■ To do: Starting at the line that contains "Decode this image", quote each line exactly through the last line of the entries, both included.

■ Records for processing:
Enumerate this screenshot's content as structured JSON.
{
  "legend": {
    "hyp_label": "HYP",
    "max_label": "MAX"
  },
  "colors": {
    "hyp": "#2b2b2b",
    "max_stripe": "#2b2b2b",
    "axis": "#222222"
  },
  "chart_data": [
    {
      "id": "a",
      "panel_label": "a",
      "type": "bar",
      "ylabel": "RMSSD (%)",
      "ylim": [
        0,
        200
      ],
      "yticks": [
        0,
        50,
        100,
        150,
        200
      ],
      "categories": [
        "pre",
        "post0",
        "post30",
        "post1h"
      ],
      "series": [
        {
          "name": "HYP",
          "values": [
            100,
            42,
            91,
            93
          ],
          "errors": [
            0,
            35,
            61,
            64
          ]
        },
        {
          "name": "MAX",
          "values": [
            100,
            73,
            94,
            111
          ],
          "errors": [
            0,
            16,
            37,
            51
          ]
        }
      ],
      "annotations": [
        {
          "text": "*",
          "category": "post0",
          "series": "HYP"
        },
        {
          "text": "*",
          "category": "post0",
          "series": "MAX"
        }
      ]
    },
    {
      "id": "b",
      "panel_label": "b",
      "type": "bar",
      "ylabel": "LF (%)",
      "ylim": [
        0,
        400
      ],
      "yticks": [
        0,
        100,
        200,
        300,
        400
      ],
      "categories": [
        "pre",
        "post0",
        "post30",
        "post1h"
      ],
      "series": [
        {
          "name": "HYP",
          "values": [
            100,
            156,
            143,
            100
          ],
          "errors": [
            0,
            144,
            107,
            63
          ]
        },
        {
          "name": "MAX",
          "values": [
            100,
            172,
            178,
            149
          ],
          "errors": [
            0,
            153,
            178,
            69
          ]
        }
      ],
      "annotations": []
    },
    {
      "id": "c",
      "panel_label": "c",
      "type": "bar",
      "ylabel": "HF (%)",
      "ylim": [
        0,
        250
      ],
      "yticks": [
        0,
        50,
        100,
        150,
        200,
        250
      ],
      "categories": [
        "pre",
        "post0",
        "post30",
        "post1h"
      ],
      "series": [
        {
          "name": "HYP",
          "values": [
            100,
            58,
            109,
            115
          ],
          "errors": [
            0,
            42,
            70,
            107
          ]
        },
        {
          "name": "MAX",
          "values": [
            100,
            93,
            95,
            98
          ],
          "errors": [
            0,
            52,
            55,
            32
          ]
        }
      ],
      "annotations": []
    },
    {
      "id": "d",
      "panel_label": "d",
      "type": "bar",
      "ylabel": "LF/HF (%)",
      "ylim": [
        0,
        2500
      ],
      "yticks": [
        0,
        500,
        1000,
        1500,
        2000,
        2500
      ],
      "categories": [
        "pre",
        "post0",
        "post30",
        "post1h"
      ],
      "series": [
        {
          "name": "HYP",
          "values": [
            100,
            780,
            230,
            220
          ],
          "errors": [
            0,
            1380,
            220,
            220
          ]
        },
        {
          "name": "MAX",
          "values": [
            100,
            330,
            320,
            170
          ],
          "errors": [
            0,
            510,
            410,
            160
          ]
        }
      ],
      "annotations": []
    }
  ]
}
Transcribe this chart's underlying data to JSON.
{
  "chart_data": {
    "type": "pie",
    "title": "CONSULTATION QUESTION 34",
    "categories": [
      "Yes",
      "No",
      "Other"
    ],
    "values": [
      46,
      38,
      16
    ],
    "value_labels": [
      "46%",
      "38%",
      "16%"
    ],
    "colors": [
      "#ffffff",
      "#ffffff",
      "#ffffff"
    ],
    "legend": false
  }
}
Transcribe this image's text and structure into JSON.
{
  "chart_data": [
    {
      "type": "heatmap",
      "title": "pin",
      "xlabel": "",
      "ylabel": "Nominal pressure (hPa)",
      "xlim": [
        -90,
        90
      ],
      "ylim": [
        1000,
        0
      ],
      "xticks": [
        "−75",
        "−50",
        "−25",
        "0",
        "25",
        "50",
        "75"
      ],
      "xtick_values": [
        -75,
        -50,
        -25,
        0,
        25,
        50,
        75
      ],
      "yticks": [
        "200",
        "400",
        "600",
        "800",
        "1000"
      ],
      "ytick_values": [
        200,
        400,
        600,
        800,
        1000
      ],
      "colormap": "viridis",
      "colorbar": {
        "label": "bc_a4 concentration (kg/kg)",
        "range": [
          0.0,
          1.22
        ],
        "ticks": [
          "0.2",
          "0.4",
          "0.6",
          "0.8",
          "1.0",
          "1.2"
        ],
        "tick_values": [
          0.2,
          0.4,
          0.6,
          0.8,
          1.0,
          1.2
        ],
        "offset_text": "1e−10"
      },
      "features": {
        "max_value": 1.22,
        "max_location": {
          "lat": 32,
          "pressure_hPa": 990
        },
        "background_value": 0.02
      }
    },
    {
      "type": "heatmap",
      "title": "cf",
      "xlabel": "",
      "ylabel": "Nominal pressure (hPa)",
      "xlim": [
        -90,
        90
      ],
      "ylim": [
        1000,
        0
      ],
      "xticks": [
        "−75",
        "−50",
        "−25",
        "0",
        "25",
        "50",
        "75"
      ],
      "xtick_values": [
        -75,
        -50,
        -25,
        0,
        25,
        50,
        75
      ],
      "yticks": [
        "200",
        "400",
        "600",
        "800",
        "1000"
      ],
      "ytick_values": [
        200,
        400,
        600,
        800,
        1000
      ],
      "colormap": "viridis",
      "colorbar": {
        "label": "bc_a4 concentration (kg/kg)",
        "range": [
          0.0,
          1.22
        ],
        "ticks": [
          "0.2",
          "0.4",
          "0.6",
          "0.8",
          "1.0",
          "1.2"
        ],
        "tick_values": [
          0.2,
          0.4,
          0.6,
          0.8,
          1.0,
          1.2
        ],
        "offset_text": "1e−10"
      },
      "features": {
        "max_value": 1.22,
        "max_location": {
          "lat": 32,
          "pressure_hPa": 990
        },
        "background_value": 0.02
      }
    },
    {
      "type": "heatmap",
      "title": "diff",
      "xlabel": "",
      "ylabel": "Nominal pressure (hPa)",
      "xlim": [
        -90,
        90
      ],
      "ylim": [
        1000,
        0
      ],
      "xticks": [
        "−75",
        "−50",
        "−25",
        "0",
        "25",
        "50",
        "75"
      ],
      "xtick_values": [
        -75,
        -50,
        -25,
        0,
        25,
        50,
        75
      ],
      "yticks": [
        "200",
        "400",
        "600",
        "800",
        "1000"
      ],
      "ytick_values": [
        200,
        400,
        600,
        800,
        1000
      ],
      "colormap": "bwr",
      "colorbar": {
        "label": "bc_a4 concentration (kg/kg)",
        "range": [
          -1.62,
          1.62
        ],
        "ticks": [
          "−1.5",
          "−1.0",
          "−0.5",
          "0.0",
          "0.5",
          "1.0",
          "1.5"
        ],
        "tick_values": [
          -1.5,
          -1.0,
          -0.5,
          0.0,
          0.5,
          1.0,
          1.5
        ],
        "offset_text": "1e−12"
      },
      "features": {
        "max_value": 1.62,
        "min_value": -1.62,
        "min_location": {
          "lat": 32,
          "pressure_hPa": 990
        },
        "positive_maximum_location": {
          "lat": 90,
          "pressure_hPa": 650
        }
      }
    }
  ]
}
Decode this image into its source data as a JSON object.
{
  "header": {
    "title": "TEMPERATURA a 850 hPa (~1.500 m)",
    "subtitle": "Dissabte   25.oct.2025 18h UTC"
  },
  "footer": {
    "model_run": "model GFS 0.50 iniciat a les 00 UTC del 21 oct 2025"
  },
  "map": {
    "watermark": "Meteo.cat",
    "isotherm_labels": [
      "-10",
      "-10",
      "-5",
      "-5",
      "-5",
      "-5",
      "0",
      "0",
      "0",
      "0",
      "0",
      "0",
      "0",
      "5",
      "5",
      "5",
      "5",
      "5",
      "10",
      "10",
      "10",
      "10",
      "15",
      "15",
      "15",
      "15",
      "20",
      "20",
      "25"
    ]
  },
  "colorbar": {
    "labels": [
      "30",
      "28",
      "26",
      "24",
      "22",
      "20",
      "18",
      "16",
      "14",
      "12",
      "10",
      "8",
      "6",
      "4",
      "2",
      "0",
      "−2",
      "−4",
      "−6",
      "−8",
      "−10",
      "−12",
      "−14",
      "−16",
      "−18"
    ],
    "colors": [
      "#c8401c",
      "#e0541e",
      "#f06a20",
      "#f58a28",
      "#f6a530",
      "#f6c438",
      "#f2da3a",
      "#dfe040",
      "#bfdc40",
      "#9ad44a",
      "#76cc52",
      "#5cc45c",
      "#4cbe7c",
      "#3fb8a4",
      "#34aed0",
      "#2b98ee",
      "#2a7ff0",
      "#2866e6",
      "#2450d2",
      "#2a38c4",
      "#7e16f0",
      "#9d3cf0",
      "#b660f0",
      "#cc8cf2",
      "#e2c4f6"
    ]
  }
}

■ Task result:
Decode this image into its source data as a JSON object.
{
  "header": {
    "title": "TEMPERATURA a 850 hPa (~1.500 m)",
    "subtitle": "Dissabte   25.oct.2025 18h UTC"
  },
  "footer": {
    "model_run": "model GFS 0.50 iniciat a les 00 UTC del 21 oct 2025"
  },
  "map": {
    "watermark": "Meteo.cat",
    "isotherm_labels": [
      "-10",
      "-10",
      "-5",
      "-5",
      "-5",
      "-5",
      "0",
      "0",
      "0",
      "0",
      "0",
      "0",
      "0",
      "5",
      "5",
      "5",
      "5",
      "5",
      "10",
      "10",
      "10",
      "10",
      "15",
      "15",
      "15",
      "15",
      "20",
      "20",
      "25"
    ]
  },
  "colorbar": {
    "labels": [
      "30",
      "28",
      "26",
      "24",
      "22",
      "20",
      "18",
      "16",
      "14",
      "12",
      "10",
      "8",
      "6",
      "4",
      "2",
      "0",
      "−2",
      "−4",
      "−6",
      "−8",
      "−10",
      "−12",
      "−14",
      "−16",
      "−18"
    ],
    "colors": [
      "#c8401c",
      "#e0541e",
      "#f06a20",
      "#f58a28",
      "#f6a530",
      "#f6c438",
      "#f2da3a",
      "#dfe040",
      "#bfdc40",
      "#9ad44a",
      "#76cc52",
      "#5cc45c",
      "#4cbe7c",
      "#3fb8a4",
      "#34aed0",
      "#2b98ee",
      "#2a7ff0",
      "#2866e6",
      "#2450d2",
      "#2a38c4",
      "#7e16f0",
      "#9d3cf0",
      "#b660f0",
      "#cc8cf2",
      "#e2c4f6"
    ]
  }
}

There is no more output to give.